▸ Exercise requirements: All of the listing below must be repeated word for word. Pictures are the only thing to omit.

▸ Recorded data:
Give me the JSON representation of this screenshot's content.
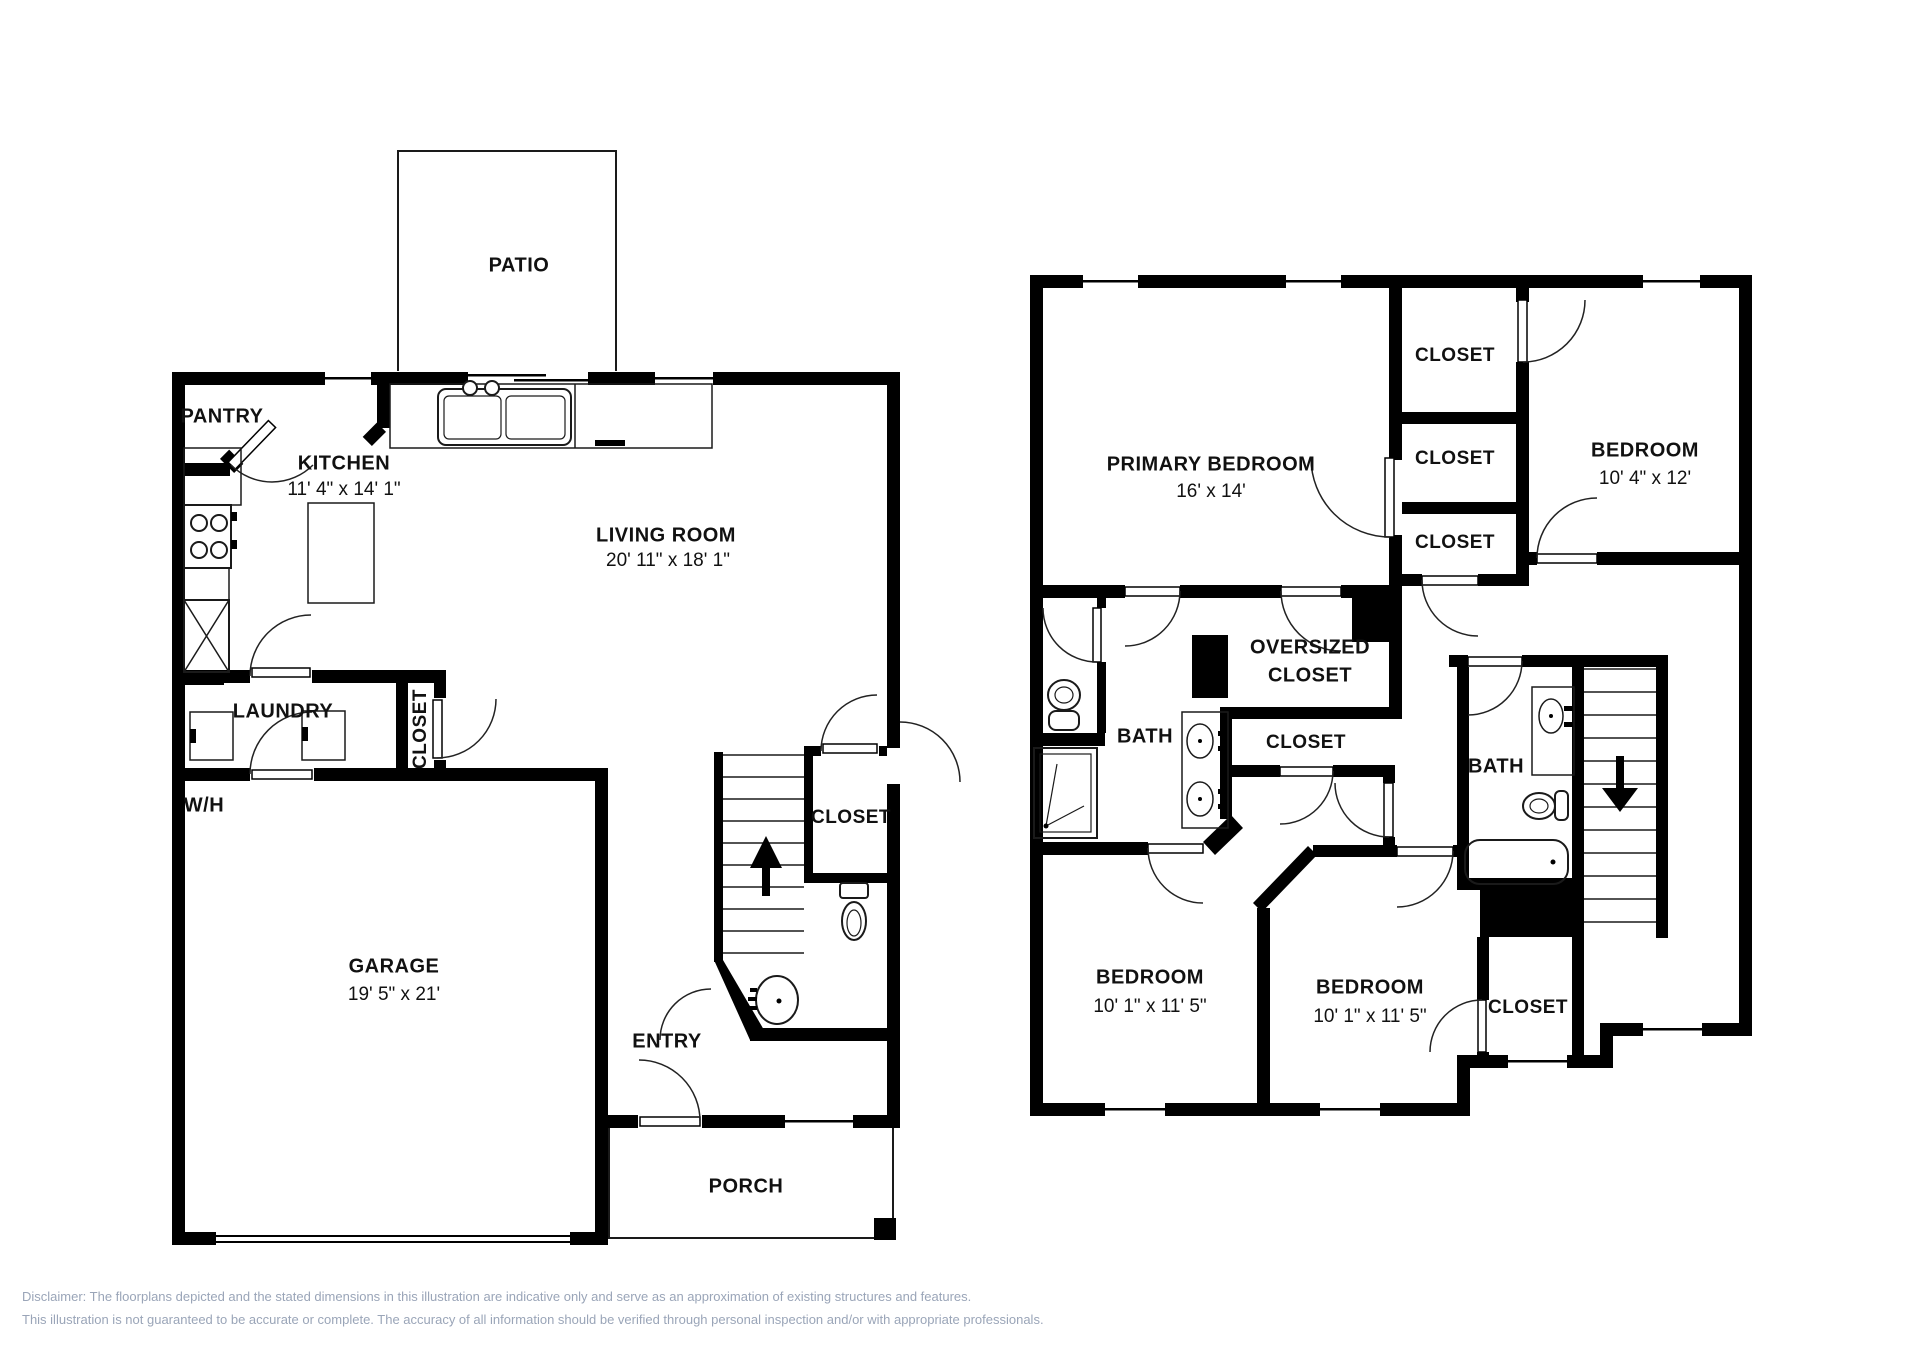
{
  "floor1": {
    "patio": "PATIO",
    "pantry": "PANTRY",
    "kitchen": {
      "name": "KITCHEN",
      "dims": "11' 4\" x 14' 1\""
    },
    "living_room": {
      "name": "LIVING ROOM",
      "dims": "20' 11\" x 18' 1\""
    },
    "laundry": "LAUNDRY",
    "laundry_closet": "CLOSET",
    "water_heater": "W/H",
    "garage": {
      "name": "GARAGE",
      "dims": "19' 5\" x 21'"
    },
    "entry": "ENTRY",
    "stair_closet": "CLOSET",
    "porch": "PORCH"
  },
  "floor2": {
    "primary_bedroom": {
      "name": "PRIMARY BEDROOM",
      "dims": "16' x 14'"
    },
    "closet1": "CLOSET",
    "closet2": "CLOSET",
    "closet3": "CLOSET",
    "bedroom_right": {
      "name": "BEDROOM",
      "dims": "10' 4\" x 12'"
    },
    "bath_left": "BATH",
    "oversized_closet": {
      "line1": "OVERSIZED",
      "line2": "CLOSET"
    },
    "closet_mid": "CLOSET",
    "bath_right": "BATH",
    "bedroom_bottom_left": {
      "name": "BEDROOM",
      "dims": "10' 1\" x 11' 5\""
    },
    "bedroom_bottom_mid": {
      "name": "BEDROOM",
      "dims": "10' 1\" x 11' 5\""
    },
    "closet_bottom_right": "CLOSET"
  },
  "disclaimer": {
    "line1": "Disclaimer: The floorplans depicted and the stated dimensions in this illustration are indicative only and serve as an approximation of existing structures and features.",
    "line2": "This illustration is not guaranteed to be accurate or complete. The accuracy of all information should be verified through personal inspection and/or with appropriate professionals."
  },
  "colors": {
    "wall": "#000000",
    "text": "#111111",
    "disclaimer": "#9aa5b8"
  }
}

▸ Solution for this task:
Give me the JSON representation of this screenshot's content.
{
  "floor1": {
    "patio": "PATIO",
    "pantry": "PANTRY",
    "kitchen": {
      "name": "KITCHEN",
      "dims": "11' 4\" x 14' 1\""
    },
    "living_room": {
      "name": "LIVING ROOM",
      "dims": "20' 11\" x 18' 1\""
    },
    "laundry": "LAUNDRY",
    "laundry_closet": "CLOSET",
    "water_heater": "W/H",
    "garage": {
      "name": "GARAGE",
      "dims": "19' 5\" x 21'"
    },
    "entry": "ENTRY",
    "stair_closet": "CLOSET",
    "porch": "PORCH"
  },
  "floor2": {
    "primary_bedroom": {
      "name": "PRIMARY BEDROOM",
      "dims": "16' x 14'"
    },
    "closet1": "CLOSET",
    "closet2": "CLOSET",
    "closet3": "CLOSET",
    "bedroom_right": {
      "name": "BEDROOM",
      "dims": "10' 4\" x 12'"
    },
    "bath_left": "BATH",
    "oversized_closet": {
      "line1": "OVERSIZED",
      "line2": "CLOSET"
    },
    "closet_mid": "CLOSET",
    "bath_right": "BATH",
    "bedroom_bottom_left": {
      "name": "BEDROOM",
      "dims": "10' 1\" x 11' 5\""
    },
    "bedroom_bottom_mid": {
      "name": "BEDROOM",
      "dims": "10' 1\" x 11' 5\""
    },
    "closet_bottom_right": "CLOSET"
  },
  "disclaimer": {
    "line1": "Disclaimer: The floorplans depicted and the stated dimensions in this illustration are indicative only and serve as an approximation of existing structures and features.",
    "line2": "This illustration is not guaranteed to be accurate or complete. The accuracy of all information should be verified through personal inspection and/or with appropriate professionals."
  },
  "colors": {
    "wall": "#000000",
    "text": "#111111",
    "disclaimer": "#9aa5b8"
  }
}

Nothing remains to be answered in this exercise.